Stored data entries

++++++++++

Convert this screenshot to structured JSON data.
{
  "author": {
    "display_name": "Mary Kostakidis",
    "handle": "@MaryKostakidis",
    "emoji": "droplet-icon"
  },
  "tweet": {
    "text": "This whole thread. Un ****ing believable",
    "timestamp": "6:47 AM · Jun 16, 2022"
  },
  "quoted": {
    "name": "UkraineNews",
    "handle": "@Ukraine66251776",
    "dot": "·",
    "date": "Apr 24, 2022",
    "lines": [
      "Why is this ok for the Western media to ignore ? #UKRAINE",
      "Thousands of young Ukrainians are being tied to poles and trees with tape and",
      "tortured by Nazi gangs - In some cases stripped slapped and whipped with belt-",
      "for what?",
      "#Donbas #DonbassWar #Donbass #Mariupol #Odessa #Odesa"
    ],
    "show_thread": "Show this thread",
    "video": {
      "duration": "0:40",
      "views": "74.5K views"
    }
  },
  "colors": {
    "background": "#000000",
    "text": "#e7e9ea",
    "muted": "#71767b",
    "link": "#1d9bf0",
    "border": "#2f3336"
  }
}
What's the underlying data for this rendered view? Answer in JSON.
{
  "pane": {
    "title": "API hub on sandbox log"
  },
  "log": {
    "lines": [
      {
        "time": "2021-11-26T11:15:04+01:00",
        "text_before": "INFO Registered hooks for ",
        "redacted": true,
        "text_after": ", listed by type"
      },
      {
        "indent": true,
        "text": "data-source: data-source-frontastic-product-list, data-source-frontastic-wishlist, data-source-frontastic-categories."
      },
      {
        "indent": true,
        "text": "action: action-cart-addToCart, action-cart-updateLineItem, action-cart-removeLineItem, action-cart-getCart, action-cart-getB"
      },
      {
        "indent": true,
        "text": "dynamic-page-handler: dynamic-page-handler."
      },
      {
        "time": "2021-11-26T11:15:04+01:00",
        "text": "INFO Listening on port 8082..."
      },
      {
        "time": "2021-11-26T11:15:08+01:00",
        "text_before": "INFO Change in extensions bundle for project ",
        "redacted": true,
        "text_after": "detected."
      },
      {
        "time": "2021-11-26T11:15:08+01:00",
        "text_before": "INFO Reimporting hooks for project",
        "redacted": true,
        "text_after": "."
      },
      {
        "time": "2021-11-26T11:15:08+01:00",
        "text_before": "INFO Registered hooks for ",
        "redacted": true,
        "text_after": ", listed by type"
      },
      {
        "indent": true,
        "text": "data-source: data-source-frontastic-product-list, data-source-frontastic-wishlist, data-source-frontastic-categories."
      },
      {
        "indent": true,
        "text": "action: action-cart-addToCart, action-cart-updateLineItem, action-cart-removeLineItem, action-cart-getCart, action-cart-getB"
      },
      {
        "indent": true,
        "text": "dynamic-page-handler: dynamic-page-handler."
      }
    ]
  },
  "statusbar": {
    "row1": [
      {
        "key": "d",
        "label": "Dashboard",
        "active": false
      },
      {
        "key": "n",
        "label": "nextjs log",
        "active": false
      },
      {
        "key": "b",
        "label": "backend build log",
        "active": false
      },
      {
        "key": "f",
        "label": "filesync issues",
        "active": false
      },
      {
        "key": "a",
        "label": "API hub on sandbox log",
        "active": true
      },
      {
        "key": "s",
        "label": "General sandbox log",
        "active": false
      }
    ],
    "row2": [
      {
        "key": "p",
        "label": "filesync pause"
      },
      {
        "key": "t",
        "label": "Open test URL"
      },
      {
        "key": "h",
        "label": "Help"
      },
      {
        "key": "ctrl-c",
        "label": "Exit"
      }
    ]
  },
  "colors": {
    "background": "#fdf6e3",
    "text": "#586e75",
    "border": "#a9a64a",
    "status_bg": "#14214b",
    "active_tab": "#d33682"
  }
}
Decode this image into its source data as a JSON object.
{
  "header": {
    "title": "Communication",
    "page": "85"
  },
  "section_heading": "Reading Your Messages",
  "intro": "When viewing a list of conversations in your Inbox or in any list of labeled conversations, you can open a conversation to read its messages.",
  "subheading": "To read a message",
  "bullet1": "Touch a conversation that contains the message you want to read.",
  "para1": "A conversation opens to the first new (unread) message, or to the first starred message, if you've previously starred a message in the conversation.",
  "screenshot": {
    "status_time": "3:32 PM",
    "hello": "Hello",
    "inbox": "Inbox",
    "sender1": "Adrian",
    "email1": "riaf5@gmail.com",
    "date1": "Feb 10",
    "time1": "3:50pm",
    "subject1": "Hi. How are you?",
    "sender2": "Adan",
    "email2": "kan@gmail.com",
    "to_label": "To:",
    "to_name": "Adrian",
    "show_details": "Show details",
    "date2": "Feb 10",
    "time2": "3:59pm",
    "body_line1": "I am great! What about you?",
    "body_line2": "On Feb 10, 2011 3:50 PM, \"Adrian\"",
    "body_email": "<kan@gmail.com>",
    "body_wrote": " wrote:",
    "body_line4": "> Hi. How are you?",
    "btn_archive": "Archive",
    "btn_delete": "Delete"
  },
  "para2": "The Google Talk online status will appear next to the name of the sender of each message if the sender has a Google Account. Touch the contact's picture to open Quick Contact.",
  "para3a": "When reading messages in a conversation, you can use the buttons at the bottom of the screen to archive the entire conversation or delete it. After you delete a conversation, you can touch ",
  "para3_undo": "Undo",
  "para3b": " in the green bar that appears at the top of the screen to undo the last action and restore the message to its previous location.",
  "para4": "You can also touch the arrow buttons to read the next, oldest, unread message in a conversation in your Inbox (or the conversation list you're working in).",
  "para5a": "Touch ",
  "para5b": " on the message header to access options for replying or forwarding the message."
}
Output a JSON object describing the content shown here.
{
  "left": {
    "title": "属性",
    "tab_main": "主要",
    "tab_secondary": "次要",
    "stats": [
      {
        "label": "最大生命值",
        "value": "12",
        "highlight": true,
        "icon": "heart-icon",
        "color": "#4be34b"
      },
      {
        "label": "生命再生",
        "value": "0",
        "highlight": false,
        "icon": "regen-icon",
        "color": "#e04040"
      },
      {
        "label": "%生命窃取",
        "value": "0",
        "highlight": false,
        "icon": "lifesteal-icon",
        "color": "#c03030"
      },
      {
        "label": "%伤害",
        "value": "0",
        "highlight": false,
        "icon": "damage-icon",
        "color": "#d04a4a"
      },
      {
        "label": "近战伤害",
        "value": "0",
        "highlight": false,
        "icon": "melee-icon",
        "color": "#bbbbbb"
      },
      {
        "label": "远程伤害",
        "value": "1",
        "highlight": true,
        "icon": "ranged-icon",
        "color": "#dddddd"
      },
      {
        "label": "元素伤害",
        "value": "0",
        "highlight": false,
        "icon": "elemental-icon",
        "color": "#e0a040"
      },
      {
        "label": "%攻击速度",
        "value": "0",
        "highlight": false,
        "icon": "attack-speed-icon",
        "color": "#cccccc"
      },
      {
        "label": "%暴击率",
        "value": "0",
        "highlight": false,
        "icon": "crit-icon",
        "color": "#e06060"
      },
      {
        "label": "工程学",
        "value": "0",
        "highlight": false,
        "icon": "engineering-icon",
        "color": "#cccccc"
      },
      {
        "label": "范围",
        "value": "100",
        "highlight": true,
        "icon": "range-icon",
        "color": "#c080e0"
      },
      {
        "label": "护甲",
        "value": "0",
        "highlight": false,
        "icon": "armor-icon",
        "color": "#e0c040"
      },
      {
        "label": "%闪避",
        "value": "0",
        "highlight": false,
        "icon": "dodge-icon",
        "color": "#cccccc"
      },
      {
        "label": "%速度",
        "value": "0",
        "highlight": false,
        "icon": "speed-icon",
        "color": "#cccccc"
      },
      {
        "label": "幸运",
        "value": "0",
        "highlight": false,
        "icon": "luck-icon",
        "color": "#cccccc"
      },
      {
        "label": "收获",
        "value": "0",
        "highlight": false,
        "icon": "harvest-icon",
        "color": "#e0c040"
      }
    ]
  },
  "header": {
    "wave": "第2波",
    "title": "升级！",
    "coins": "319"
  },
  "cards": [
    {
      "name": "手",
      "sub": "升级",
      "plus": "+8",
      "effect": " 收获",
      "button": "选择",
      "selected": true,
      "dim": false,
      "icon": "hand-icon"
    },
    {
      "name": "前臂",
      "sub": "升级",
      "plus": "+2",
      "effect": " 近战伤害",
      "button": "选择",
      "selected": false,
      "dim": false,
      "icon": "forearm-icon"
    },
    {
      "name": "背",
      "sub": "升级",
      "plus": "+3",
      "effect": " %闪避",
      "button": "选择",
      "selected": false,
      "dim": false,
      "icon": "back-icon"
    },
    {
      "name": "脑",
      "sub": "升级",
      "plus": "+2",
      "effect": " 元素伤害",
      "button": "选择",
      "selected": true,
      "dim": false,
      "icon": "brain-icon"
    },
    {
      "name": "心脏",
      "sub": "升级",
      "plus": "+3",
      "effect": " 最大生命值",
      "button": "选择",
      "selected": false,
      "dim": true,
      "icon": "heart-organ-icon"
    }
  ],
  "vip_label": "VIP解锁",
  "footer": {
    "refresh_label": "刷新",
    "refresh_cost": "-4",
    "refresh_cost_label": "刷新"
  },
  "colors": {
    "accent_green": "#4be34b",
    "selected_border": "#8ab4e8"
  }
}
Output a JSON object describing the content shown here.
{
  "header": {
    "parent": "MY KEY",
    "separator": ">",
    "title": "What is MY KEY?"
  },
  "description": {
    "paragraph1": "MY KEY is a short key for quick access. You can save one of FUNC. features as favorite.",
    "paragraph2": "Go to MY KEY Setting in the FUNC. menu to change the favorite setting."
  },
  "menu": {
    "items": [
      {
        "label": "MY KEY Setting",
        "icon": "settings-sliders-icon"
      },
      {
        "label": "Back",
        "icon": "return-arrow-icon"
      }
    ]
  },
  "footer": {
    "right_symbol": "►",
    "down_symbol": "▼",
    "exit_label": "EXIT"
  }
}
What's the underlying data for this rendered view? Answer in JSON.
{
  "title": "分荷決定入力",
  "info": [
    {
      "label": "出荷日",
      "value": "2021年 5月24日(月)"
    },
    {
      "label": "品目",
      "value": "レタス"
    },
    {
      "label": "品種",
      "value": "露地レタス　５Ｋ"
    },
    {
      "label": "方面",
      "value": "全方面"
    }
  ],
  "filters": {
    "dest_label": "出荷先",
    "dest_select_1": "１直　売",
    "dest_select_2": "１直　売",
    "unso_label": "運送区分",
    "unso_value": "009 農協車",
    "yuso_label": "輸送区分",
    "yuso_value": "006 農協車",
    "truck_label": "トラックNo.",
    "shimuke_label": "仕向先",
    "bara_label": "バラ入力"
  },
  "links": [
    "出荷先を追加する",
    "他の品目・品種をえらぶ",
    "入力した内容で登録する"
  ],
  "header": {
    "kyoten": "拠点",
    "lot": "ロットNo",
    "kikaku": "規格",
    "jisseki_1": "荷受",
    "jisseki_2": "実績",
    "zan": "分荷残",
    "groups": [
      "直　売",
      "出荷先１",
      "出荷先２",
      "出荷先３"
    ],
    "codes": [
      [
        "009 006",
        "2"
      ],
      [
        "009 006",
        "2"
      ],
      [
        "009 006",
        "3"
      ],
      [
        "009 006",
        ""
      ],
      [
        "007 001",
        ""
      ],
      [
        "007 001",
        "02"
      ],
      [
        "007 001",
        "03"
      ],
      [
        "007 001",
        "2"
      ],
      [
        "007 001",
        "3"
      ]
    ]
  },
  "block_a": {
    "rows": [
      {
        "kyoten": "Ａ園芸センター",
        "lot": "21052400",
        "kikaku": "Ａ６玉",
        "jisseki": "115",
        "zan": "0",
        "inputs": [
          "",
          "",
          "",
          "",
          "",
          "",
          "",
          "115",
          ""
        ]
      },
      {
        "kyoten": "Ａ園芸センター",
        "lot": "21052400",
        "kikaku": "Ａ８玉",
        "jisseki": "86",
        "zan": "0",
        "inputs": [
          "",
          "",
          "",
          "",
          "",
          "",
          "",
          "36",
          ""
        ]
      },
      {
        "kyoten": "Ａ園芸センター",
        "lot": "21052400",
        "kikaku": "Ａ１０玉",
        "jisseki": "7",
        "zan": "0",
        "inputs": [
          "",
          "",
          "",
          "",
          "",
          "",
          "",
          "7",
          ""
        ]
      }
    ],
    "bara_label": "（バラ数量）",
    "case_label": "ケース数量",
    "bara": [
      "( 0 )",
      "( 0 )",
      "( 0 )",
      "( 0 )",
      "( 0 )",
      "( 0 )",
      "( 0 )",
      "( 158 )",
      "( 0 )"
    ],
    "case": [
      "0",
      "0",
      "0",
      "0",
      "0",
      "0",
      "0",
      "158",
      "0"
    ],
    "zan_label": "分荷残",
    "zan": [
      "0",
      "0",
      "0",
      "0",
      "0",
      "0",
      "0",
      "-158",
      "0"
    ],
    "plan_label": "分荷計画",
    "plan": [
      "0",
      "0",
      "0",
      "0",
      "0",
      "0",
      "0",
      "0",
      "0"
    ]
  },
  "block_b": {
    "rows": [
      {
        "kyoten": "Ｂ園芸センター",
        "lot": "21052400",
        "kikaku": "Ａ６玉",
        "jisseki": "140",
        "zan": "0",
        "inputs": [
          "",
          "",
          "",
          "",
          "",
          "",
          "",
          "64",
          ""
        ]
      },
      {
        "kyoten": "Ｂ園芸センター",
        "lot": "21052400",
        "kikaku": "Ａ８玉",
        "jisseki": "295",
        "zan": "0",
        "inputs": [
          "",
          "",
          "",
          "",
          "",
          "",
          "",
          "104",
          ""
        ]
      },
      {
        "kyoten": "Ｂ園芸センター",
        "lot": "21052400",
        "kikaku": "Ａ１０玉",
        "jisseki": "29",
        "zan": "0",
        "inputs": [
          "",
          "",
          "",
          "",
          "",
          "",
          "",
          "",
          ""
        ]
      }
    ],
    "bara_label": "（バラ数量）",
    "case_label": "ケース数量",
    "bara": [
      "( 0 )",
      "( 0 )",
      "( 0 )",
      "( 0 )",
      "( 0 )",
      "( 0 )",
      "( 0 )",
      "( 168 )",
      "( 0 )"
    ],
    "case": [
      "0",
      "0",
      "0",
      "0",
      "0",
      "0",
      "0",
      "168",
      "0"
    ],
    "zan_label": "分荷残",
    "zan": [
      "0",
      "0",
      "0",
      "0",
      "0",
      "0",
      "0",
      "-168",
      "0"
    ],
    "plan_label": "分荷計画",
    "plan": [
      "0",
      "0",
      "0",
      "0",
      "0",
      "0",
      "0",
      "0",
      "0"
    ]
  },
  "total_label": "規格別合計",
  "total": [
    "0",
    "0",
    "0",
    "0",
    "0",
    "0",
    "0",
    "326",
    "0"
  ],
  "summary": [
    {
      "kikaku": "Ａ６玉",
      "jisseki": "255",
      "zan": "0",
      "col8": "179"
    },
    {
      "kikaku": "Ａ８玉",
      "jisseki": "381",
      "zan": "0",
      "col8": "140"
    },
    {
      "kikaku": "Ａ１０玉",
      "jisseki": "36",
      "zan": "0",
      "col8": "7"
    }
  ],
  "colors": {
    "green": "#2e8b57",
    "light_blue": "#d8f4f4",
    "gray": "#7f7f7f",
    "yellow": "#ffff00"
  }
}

++++++++++

OBJECTIVE -
Track down the lines that include the word "FUNC" and copy them.

FINAL RESULT -
    "paragraph1": "MY KEY is a short key for quick access. You can save one of FUNC. features as favorite.",
    "paragraph2": "Go to MY KEY Setting in the FUNC. menu to change the favorite setting."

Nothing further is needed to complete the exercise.